• Collection entries:
-.-.-
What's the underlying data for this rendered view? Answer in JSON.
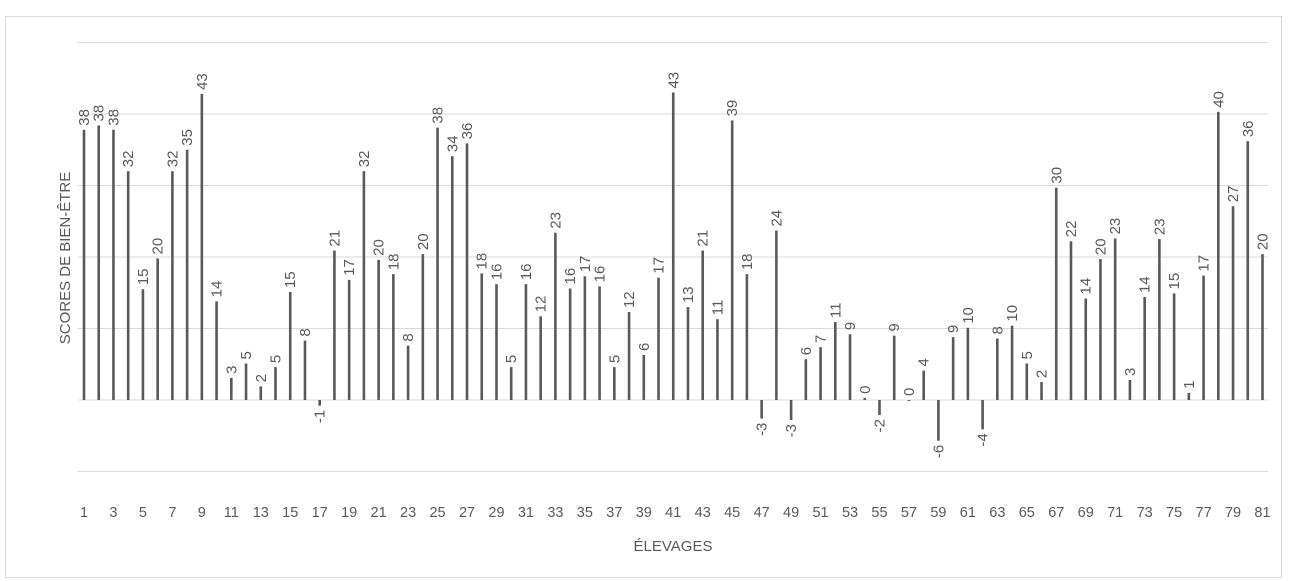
{
  "chart_data": {
    "type": "bar",
    "title": "",
    "xlabel": "ÉLEVAGES",
    "ylabel": "SCORES DE BIEN-ÊTRE",
    "ylim": [
      -10,
      50
    ],
    "gridlines": [
      -10,
      0,
      10,
      20,
      30,
      40,
      50
    ],
    "grid": true,
    "legend": "none",
    "bar_color": "#595959",
    "grid_color": "#d9d9d9",
    "categories": [
      "1",
      "2",
      "3",
      "4",
      "5",
      "6",
      "7",
      "8",
      "9",
      "10",
      "11",
      "12",
      "13",
      "14",
      "15",
      "16",
      "17",
      "18",
      "19",
      "20",
      "21",
      "22",
      "23",
      "24",
      "25",
      "26",
      "27",
      "28",
      "29",
      "30",
      "31",
      "32",
      "33",
      "34",
      "35",
      "36",
      "37",
      "38",
      "39",
      "40",
      "41",
      "42",
      "43",
      "44",
      "45",
      "46",
      "47",
      "48",
      "49",
      "50",
      "51",
      "52",
      "53",
      "54",
      "55",
      "56",
      "57",
      "58",
      "59",
      "60",
      "61",
      "62",
      "63",
      "64",
      "65",
      "66",
      "67",
      "68",
      "69",
      "70",
      "71",
      "72",
      "73",
      "74",
      "75",
      "76",
      "77",
      "78",
      "79",
      "80",
      "81"
    ],
    "tick_labels": [
      "1",
      "3",
      "5",
      "7",
      "9",
      "11",
      "13",
      "15",
      "17",
      "19",
      "21",
      "23",
      "25",
      "27",
      "29",
      "31",
      "33",
      "35",
      "37",
      "39",
      "41",
      "43",
      "45",
      "47",
      "49",
      "51",
      "53",
      "55",
      "57",
      "59",
      "61",
      "63",
      "65",
      "67",
      "69",
      "71",
      "73",
      "75",
      "77",
      "79",
      "81"
    ],
    "values": [
      38,
      38,
      38,
      32,
      15,
      20,
      32,
      35,
      43,
      14,
      3,
      5,
      2,
      5,
      15,
      8,
      -1,
      21,
      17,
      32,
      20,
      18,
      8,
      20,
      38,
      34,
      36,
      18,
      16,
      5,
      16,
      12,
      23,
      16,
      17,
      16,
      5,
      12,
      6,
      17,
      43,
      13,
      21,
      11,
      39,
      18,
      -3,
      24,
      -3,
      6,
      7,
      11,
      9,
      0,
      -2,
      9,
      0,
      4,
      -6,
      9,
      10,
      -4,
      8,
      10,
      5,
      2,
      30,
      22,
      14,
      20,
      23,
      3,
      14,
      23,
      15,
      1,
      17,
      40,
      27,
      36,
      20
    ],
    "heights": [
      37.8,
      38.4,
      37.8,
      32.0,
      15.5,
      19.8,
      32.0,
      35.0,
      42.8,
      13.8,
      3.1,
      5.1,
      1.9,
      4.6,
      15.1,
      8.3,
      -0.8,
      20.9,
      16.8,
      32.0,
      19.6,
      17.6,
      7.6,
      20.4,
      38.1,
      34.1,
      35.9,
      17.7,
      16.2,
      4.6,
      16.2,
      11.7,
      23.4,
      15.6,
      17.3,
      15.9,
      4.6,
      12.3,
      6.3,
      17.1,
      43.0,
      13.0,
      20.9,
      11.3,
      39.1,
      17.6,
      -2.6,
      23.7,
      -2.8,
      5.7,
      7.4,
      10.9,
      9.2,
      0.3,
      -2.1,
      9.0,
      0.0,
      4.1,
      -5.7,
      8.8,
      10.1,
      -4.1,
      8.6,
      10.4,
      5.1,
      2.5,
      29.7,
      22.2,
      14.2,
      19.7,
      22.6,
      2.8,
      14.4,
      22.5,
      14.9,
      1.0,
      17.4,
      40.3,
      27.1,
      36.2,
      20.4
    ]
  }
}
-.-.-
• Job:
Exclude the pictures and repeat every other part of the records word for word.

• Worked solution:
What's the underlying data for this rendered view? Answer in JSON.
{
  "chart_data": {
    "type": "bar",
    "title": "",
    "xlabel": "ÉLEVAGES",
    "ylabel": "SCORES DE BIEN-ÊTRE",
    "ylim": [
      -10,
      50
    ],
    "gridlines": [
      -10,
      0,
      10,
      20,
      30,
      40,
      50
    ],
    "grid": true,
    "legend": "none",
    "bar_color": "#595959",
    "grid_color": "#d9d9d9",
    "categories": [
      "1",
      "2",
      "3",
      "4",
      "5",
      "6",
      "7",
      "8",
      "9",
      "10",
      "11",
      "12",
      "13",
      "14",
      "15",
      "16",
      "17",
      "18",
      "19",
      "20",
      "21",
      "22",
      "23",
      "24",
      "25",
      "26",
      "27",
      "28",
      "29",
      "30",
      "31",
      "32",
      "33",
      "34",
      "35",
      "36",
      "37",
      "38",
      "39",
      "40",
      "41",
      "42",
      "43",
      "44",
      "45",
      "46",
      "47",
      "48",
      "49",
      "50",
      "51",
      "52",
      "53",
      "54",
      "55",
      "56",
      "57",
      "58",
      "59",
      "60",
      "61",
      "62",
      "63",
      "64",
      "65",
      "66",
      "67",
      "68",
      "69",
      "70",
      "71",
      "72",
      "73",
      "74",
      "75",
      "76",
      "77",
      "78",
      "79",
      "80",
      "81"
    ],
    "tick_labels": [
      "1",
      "3",
      "5",
      "7",
      "9",
      "11",
      "13",
      "15",
      "17",
      "19",
      "21",
      "23",
      "25",
      "27",
      "29",
      "31",
      "33",
      "35",
      "37",
      "39",
      "41",
      "43",
      "45",
      "47",
      "49",
      "51",
      "53",
      "55",
      "57",
      "59",
      "61",
      "63",
      "65",
      "67",
      "69",
      "71",
      "73",
      "75",
      "77",
      "79",
      "81"
    ],
    "values": [
      38,
      38,
      38,
      32,
      15,
      20,
      32,
      35,
      43,
      14,
      3,
      5,
      2,
      5,
      15,
      8,
      -1,
      21,
      17,
      32,
      20,
      18,
      8,
      20,
      38,
      34,
      36,
      18,
      16,
      5,
      16,
      12,
      23,
      16,
      17,
      16,
      5,
      12,
      6,
      17,
      43,
      13,
      21,
      11,
      39,
      18,
      -3,
      24,
      -3,
      6,
      7,
      11,
      9,
      0,
      -2,
      9,
      0,
      4,
      -6,
      9,
      10,
      -4,
      8,
      10,
      5,
      2,
      30,
      22,
      14,
      20,
      23,
      3,
      14,
      23,
      15,
      1,
      17,
      40,
      27,
      36,
      20
    ],
    "heights": [
      37.8,
      38.4,
      37.8,
      32.0,
      15.5,
      19.8,
      32.0,
      35.0,
      42.8,
      13.8,
      3.1,
      5.1,
      1.9,
      4.6,
      15.1,
      8.3,
      -0.8,
      20.9,
      16.8,
      32.0,
      19.6,
      17.6,
      7.6,
      20.4,
      38.1,
      34.1,
      35.9,
      17.7,
      16.2,
      4.6,
      16.2,
      11.7,
      23.4,
      15.6,
      17.3,
      15.9,
      4.6,
      12.3,
      6.3,
      17.1,
      43.0,
      13.0,
      20.9,
      11.3,
      39.1,
      17.6,
      -2.6,
      23.7,
      -2.8,
      5.7,
      7.4,
      10.9,
      9.2,
      0.3,
      -2.1,
      9.0,
      0.0,
      4.1,
      -5.7,
      8.8,
      10.1,
      -4.1,
      8.6,
      10.4,
      5.1,
      2.5,
      29.7,
      22.2,
      14.2,
      19.7,
      22.6,
      2.8,
      14.4,
      22.5,
      14.9,
      1.0,
      17.4,
      40.3,
      27.1,
      36.2,
      20.4
    ]
  }
}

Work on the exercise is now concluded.